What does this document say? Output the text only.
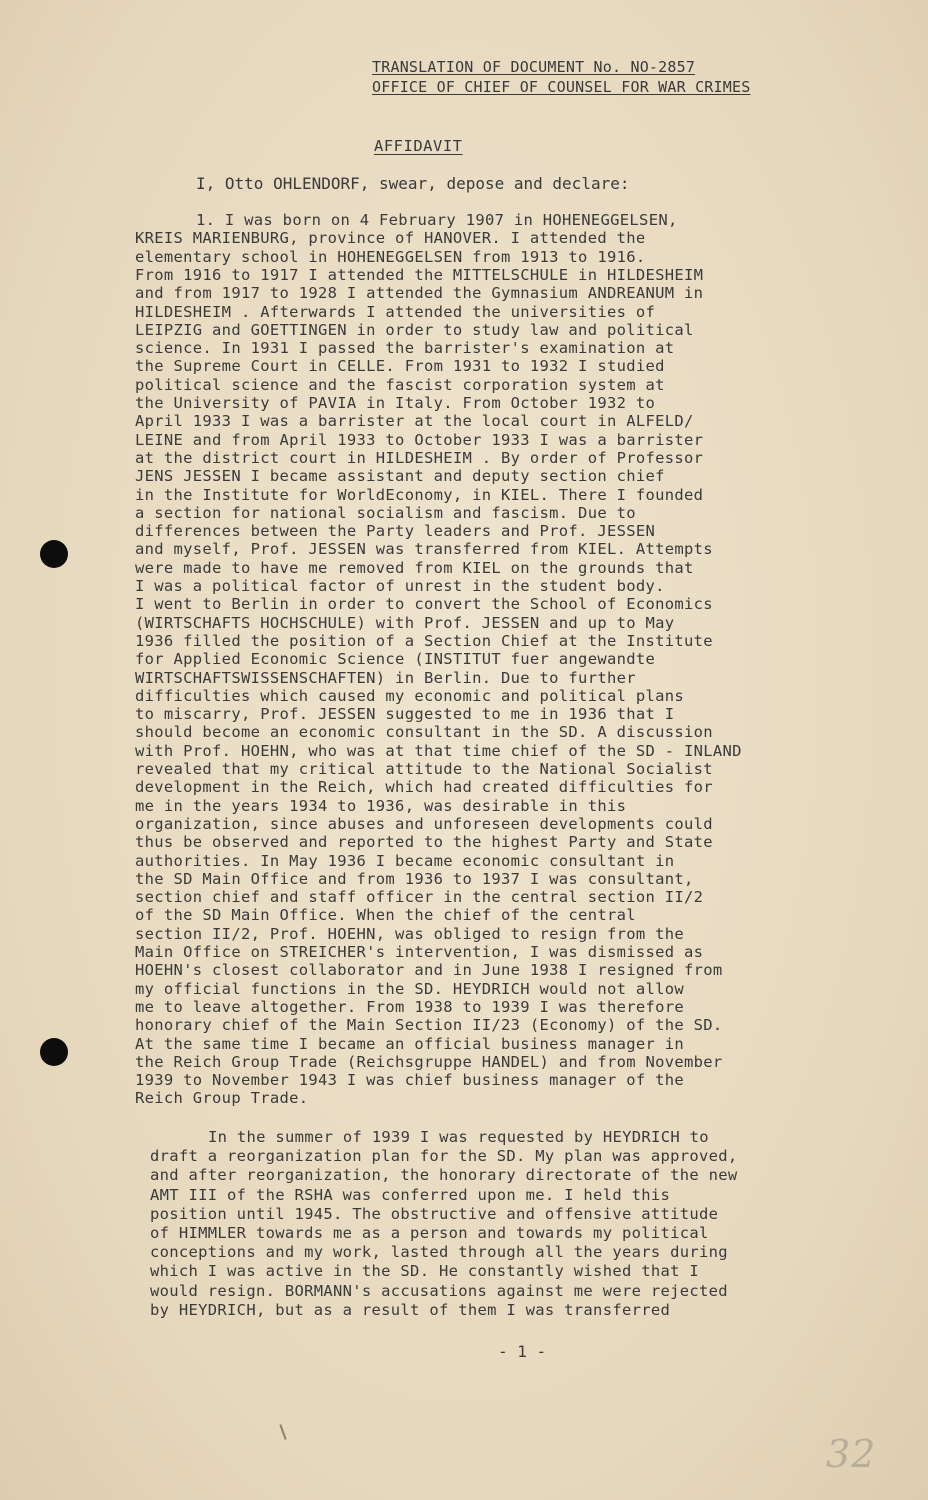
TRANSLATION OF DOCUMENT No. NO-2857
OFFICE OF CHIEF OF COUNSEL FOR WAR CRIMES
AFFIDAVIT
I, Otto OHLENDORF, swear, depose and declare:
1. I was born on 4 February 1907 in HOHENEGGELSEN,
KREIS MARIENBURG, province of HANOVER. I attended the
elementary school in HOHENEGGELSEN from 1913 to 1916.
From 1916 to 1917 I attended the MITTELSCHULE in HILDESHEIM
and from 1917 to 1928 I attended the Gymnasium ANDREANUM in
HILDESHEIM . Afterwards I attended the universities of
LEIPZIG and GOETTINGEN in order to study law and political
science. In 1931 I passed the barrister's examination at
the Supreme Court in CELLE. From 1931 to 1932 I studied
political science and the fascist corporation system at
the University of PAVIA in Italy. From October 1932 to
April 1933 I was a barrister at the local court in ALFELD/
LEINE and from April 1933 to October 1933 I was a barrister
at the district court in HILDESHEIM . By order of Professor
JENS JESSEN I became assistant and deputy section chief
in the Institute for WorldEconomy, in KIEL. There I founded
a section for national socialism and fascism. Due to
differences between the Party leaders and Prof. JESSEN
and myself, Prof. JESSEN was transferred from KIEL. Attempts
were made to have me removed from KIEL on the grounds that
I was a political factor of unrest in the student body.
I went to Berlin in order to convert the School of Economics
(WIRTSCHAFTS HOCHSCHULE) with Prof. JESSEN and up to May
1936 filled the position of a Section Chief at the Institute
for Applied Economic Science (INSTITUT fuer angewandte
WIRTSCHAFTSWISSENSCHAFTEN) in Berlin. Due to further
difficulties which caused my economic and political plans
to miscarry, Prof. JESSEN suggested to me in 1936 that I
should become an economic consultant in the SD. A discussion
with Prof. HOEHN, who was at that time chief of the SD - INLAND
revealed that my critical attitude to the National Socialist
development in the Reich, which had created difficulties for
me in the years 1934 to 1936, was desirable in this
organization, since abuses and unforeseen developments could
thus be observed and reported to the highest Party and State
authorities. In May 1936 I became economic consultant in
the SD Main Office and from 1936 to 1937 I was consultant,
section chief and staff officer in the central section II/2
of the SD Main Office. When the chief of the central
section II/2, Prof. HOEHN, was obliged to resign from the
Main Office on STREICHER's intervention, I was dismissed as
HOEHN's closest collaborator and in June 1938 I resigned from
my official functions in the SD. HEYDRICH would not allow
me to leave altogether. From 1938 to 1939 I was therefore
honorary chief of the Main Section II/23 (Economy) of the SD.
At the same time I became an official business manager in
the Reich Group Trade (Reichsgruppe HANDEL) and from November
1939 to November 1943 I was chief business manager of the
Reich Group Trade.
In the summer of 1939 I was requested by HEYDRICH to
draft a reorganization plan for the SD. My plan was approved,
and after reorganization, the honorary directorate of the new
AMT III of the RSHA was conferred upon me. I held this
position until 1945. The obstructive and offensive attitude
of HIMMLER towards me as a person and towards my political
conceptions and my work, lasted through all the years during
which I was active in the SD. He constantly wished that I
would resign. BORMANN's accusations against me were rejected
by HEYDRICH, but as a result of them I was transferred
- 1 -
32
****************
» Problem to work on
Reproduce the material above verbatim; omit every picture.

» Answer to this problem
What does this document say? Output the text only.
TRANSLATION OF DOCUMENT No. NO-2857
OFFICE OF CHIEF OF COUNSEL FOR WAR CRIMES
AFFIDAVIT
I, Otto OHLENDORF, swear, depose and declare:
1. I was born on 4 February 1907 in HOHENEGGELSEN,
KREIS MARIENBURG, province of HANOVER. I attended the
elementary school in HOHENEGGELSEN from 1913 to 1916.
From 1916 to 1917 I attended the MITTELSCHULE in HILDESHEIM
and from 1917 to 1928 I attended the Gymnasium ANDREANUM in
HILDESHEIM . Afterwards I attended the universities of
LEIPZIG and GOETTINGEN in order to study law and political
science. In 1931 I passed the barrister's examination at
the Supreme Court in CELLE. From 1931 to 1932 I studied
political science and the fascist corporation system at
the University of PAVIA in Italy. From October 1932 to
April 1933 I was a barrister at the local court in ALFELD/
LEINE and from April 1933 to October 1933 I was a barrister
at the district court in HILDESHEIM . By order of Professor
JENS JESSEN I became assistant and deputy section chief
in the Institute for WorldEconomy, in KIEL. There I founded
a section for national socialism and fascism. Due to
differences between the Party leaders and Prof. JESSEN
and myself, Prof. JESSEN was transferred from KIEL. Attempts
were made to have me removed from KIEL on the grounds that
I was a political factor of unrest in the student body.
I went to Berlin in order to convert the School of Economics
(WIRTSCHAFTS HOCHSCHULE) with Prof. JESSEN and up to May
1936 filled the position of a Section Chief at the Institute
for Applied Economic Science (INSTITUT fuer angewandte
WIRTSCHAFTSWISSENSCHAFTEN) in Berlin. Due to further
difficulties which caused my economic and political plans
to miscarry, Prof. JESSEN suggested to me in 1936 that I
should become an economic consultant in the SD. A discussion
with Prof. HOEHN, who was at that time chief of the SD - INLAND
revealed that my critical attitude to the National Socialist
development in the Reich, which had created difficulties for
me in the years 1934 to 1936, was desirable in this
organization, since abuses and unforeseen developments could
thus be observed and reported to the highest Party and State
authorities. In May 1936 I became economic consultant in
the SD Main Office and from 1936 to 1937 I was consultant,
section chief and staff officer in the central section II/2
of the SD Main Office. When the chief of the central
section II/2, Prof. HOEHN, was obliged to resign from the
Main Office on STREICHER's intervention, I was dismissed as
HOEHN's closest collaborator and in June 1938 I resigned from
my official functions in the SD. HEYDRICH would not allow
me to leave altogether. From 1938 to 1939 I was therefore
honorary chief of the Main Section II/23 (Economy) of the SD.
At the same time I became an official business manager in
the Reich Group Trade (Reichsgruppe HANDEL) and from November
1939 to November 1943 I was chief business manager of the
Reich Group Trade.
In the summer of 1939 I was requested by HEYDRICH to
draft a reorganization plan for the SD. My plan was approved,
and after reorganization, the honorary directorate of the new
AMT III of the RSHA was conferred upon me. I held this
position until 1945. The obstructive and offensive attitude
of HIMMLER towards me as a person and towards my political
conceptions and my work, lasted through all the years during
which I was active in the SD. He constantly wished that I
would resign. BORMANN's accusations against me were rejected
by HEYDRICH, but as a result of them I was transferred
- 1 -
32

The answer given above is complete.